▶ [EXERCISE]:
In the material, copy the part that opens with the line containing "staticText: Email bbox=[15, 352, 51, 371]" and closes with the line containing "Extract all elements", replacing "Status icons" with "Status indicators" and leaving everything else unchanged.

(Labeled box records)

------------

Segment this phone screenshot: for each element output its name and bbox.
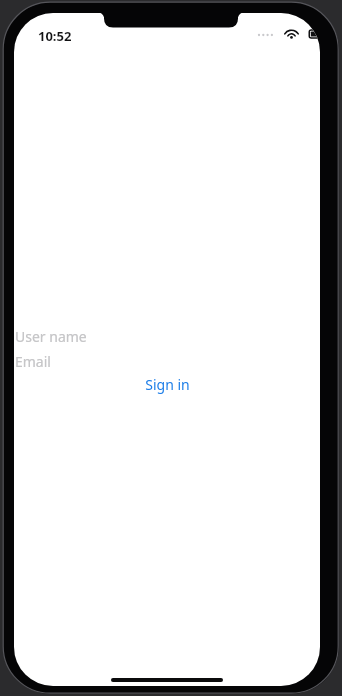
staticText: Email bbox=[15, 352, 51, 371]
staticText: Sign in bbox=[145, 375, 190, 394]
button[interactable]: User name bbox=[14, 326, 134, 346]
button[interactable]: Sign in bbox=[14, 372, 320, 396]
button[interactable]: Email bbox=[14, 351, 134, 371]
staticText: 10:52 bbox=[38, 27, 72, 45]
other: Status icons bbox=[257, 27, 315, 41]
staticText: User name bbox=[15, 327, 87, 346]
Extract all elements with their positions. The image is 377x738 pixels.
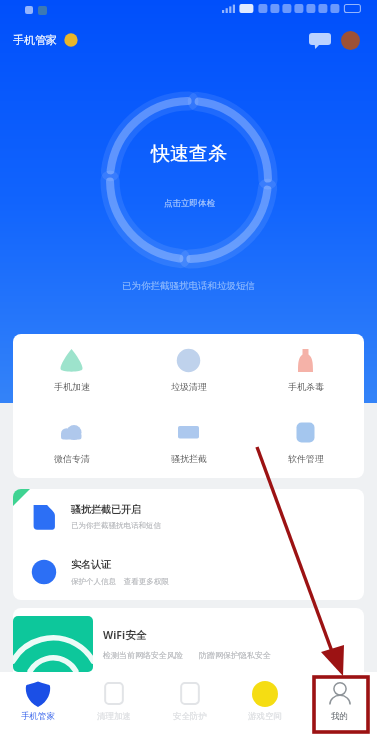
staticText: 保护个人信息 查看更多权限 <box>71 576 169 586</box>
staticText: 点击立即体检 <box>164 198 215 209</box>
button[interactable]: 骚扰拦截 <box>130 406 247 478</box>
staticText: 骚扰拦截 <box>171 453 207 464</box>
staticText: 游戏空间 <box>248 711 282 722</box>
staticText: 手机杀毒 <box>288 381 324 392</box>
staticText: 手机管家 <box>21 711 55 722</box>
button[interactable]: 安全防护 <box>152 672 227 738</box>
button[interactable]: 我的 <box>302 672 377 738</box>
staticText: 实名认证 <box>71 558 111 571</box>
staticText: 快速查杀 <box>151 142 227 166</box>
button[interactable]: 手机管家 <box>0 672 76 738</box>
button[interactable]: Messages <box>308 31 332 49</box>
button[interactable]: Profile <box>341 31 360 50</box>
button[interactable]: 骚扰拦截已开启 <box>31 489 350 544</box>
staticText: 已为你拦截骚扰电话和短信 <box>71 521 161 530</box>
staticText: WiFi安全 <box>103 628 147 642</box>
staticText: 安全防护 <box>173 711 207 722</box>
staticText: 手机加速 <box>54 381 90 392</box>
staticText: 垃圾清理 <box>171 381 207 392</box>
button[interactable]: WiFi安全 <box>13 608 364 680</box>
staticText: 防蹭网保护隐私安全 <box>199 650 271 660</box>
button[interactable]: 微信专清 <box>13 406 130 478</box>
staticText: 我的 <box>331 711 348 722</box>
button[interactable]: 手机管家 <box>13 33 78 47</box>
staticText: 骚扰拦截已开启 <box>71 503 141 516</box>
staticText: 微信专清 <box>54 453 90 464</box>
staticText: 检测当前网络安全风险 <box>103 650 183 660</box>
button[interactable]: 快速查杀 <box>106 97 272 263</box>
staticText: 手机管家 <box>13 33 57 47</box>
staticText: 清理加速 <box>97 711 131 722</box>
button[interactable]: 实名认证 <box>31 544 350 599</box>
button[interactable]: 手机加速 <box>13 334 130 406</box>
button[interactable]: 软件管理 <box>247 406 364 478</box>
button[interactable]: 清理加速 <box>76 672 152 738</box>
staticText: 已为你拦截骚扰电话和垃圾短信 <box>0 280 377 292</box>
button[interactable]: 游戏空间 <box>227 672 302 738</box>
button[interactable]: 垃圾清理 <box>130 334 247 406</box>
button[interactable]: 手机杀毒 <box>247 334 364 406</box>
staticText: 软件管理 <box>288 453 324 464</box>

------------

▶ [PROBLEM SOLUTION]:
staticText: Email bbox=[15, 352, 51, 371]
staticText: Sign in bbox=[145, 375, 190, 394]
button[interactable]: User name bbox=[14, 326, 134, 346]
button[interactable]: Sign in bbox=[14, 372, 320, 396]
button[interactable]: Email bbox=[14, 351, 134, 371]
staticText: 10:52 bbox=[38, 27, 72, 45]
other: Status indicators bbox=[257, 27, 315, 41]
staticText: User name bbox=[15, 327, 87, 346]
Extract all elements with their positions. The image is 377x738 pixels.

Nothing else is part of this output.